Challenge » Copy, in full, each line of the material that holds the word "https".
##### Records supplied
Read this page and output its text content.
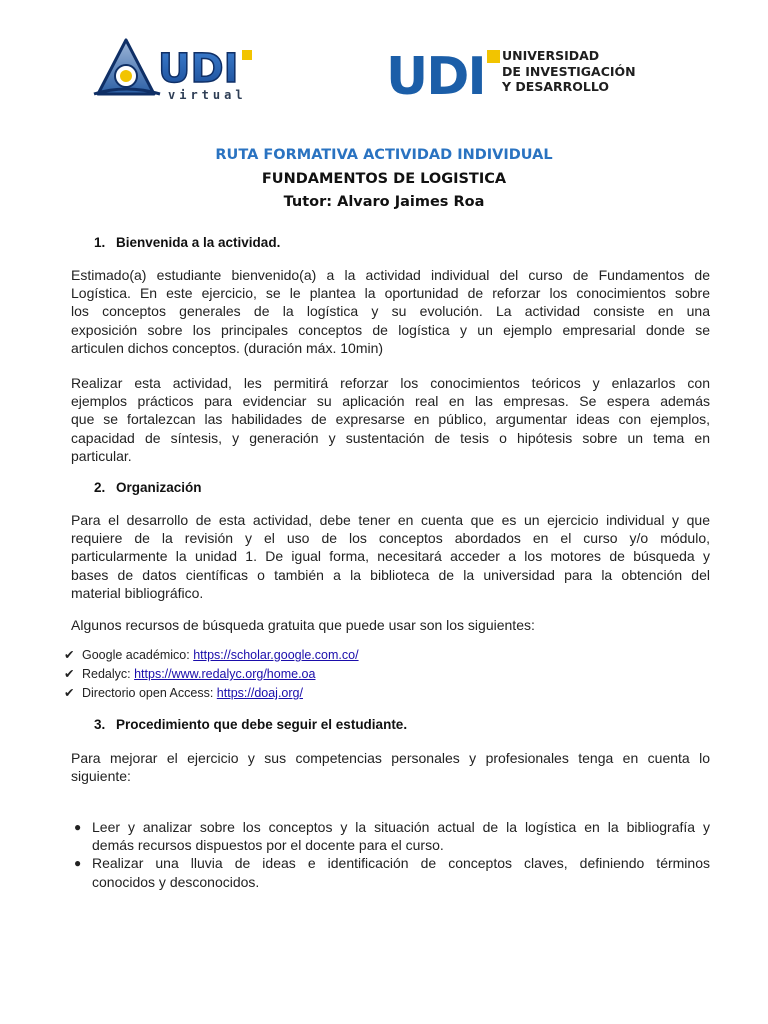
UDI
virtual	UDI UNIVERSIDAD
DE INVESTIGACIÓN
Y DESARROLLO
RUTA FORMATIVA ACTIVIDAD INDIVIDUAL
FUNDAMENTOS DE LOGISTICA
Tutor: Alvaro Jaimes Roa
1. Bienvenida a la actividad.
Estimado(a) estudiante bienvenido(a) a la actividad individual del curso de Fundamentos de
Logística. En este ejercicio, se le plantea la oportunidad de reforzar los conocimientos sobre
los conceptos generales de la logística y su evolución. La actividad consiste en una
exposición sobre los principales conceptos de logística y un ejemplo empresarial donde se
articulen dichos conceptos. (duración máx. 10min)
Realizar esta actividad, les permitirá reforzar los conocimientos teóricos y enlazarlos con
ejemplos prácticos para evidenciar su aplicación real en las empresas. Se espera además
que se fortalezcan las habilidades de expresarse en público, argumentar ideas con ejemplos,
capacidad de síntesis, y generación y sustentación de tesis o hipótesis sobre un tema en
particular.
2. Organización
Para el desarrollo de esta actividad, debe tener en cuenta que es un ejercicio individual y que
requiere de la revisión y el uso de los conceptos abordados en el curso y/o módulo,
particularmente la unidad 1. De igual forma, necesitará acceder a los motores de búsqueda y
bases de datos científicas o también a la biblioteca de la universidad para la obtención del
material bibliográfico.
Algunos recursos de búsqueda gratuita que puede usar son los siguientes:
✔ Google académico: https://scholar.google.com.co/
✔ Redalyc: https://www.redalyc.org/home.oa
✔ Directorio open Access: https://doaj.org/
3. Procedimiento que debe seguir el estudiante.
Para mejorar el ejercicio y sus competencias personales y profesionales tenga en cuenta lo
siguiente:
● Leer y analizar sobre los conceptos y la situación actual de la logística en la bibliografía y
demás recursos dispuestos por el docente para el curso.
● Realizar una lluvia de ideas e identificación de conceptos claves, definiendo términos
conocidos y desconocidos.
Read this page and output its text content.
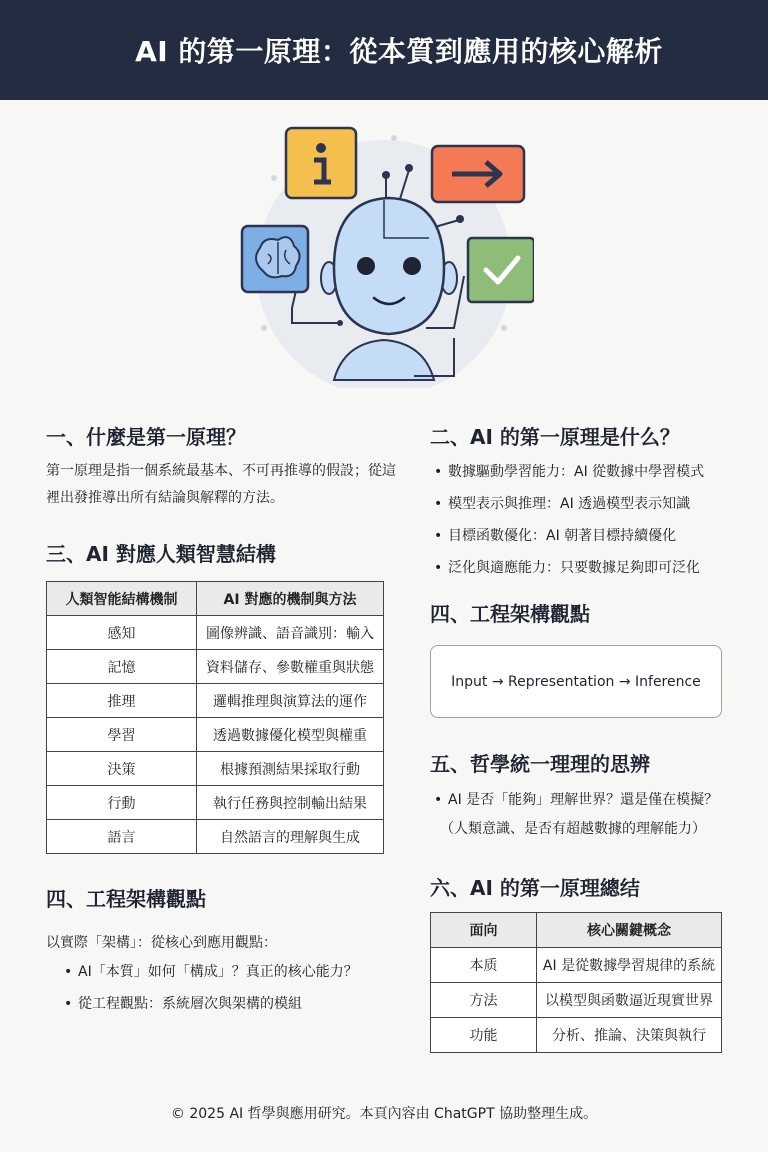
AI 的第一原理：從本質到應用的核心解析
一、什麼是第一原理？
第一原理是指一個系統最基本、不可再推導的假設；從這裡出發推導出所有結論與解釋的方法。
二、AI 的第一原理是什么？
• 數據驅動學習能力：AI 從數據中學習模式
• 模型表示與推理：AI 透過模型表示知識
• 目標函數優化：AI 朝著目標持續優化
• 泛化與適應能力：只要數據足夠即可泛化
三、AI 對應人類智慧結構
人類智能結構機制	AI 對應的機制與方法
感知	圖像辨識、語音識別：輸入
記憶	資料儲存、參數權重與狀態
推理	邏輯推理與演算法的運作
學習	透過數據優化模型與權重
決策	根據預測結果採取行動
行動	執行任務與控制輸出結果
語言	自然語言的理解與生成
四、工程架構觀點
Input → Representation → Inference
五、哲學統一理理的思辨
• AI 是否「能夠」理解世界？還是僅在模擬？
（人類意識、是否有超越數據的理解能力）
四、工程架構觀點
以實際「架構」：從核心到應用觀點：
• AI「本質」如何「構成」？真正的核心能力？
• 從工程觀點：系統層次與架構的模組
六、AI 的第一原理總结
面向	核心關鍵概念
本质	AI 是從數據學習規律的系統
方法	以模型與函數逼近現實世界
功能	分析、推論、決策與執行
© 2025 AI 哲學與應用研究。本頁內容由 ChatGPT 協助整理生成。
##########
Correct response »
✔ Google académico: https://scholar.google.com.co/
✔ Redalyc: https://www.redalyc.org/home.oa
✔ Directorio open Access: https://doaj.org/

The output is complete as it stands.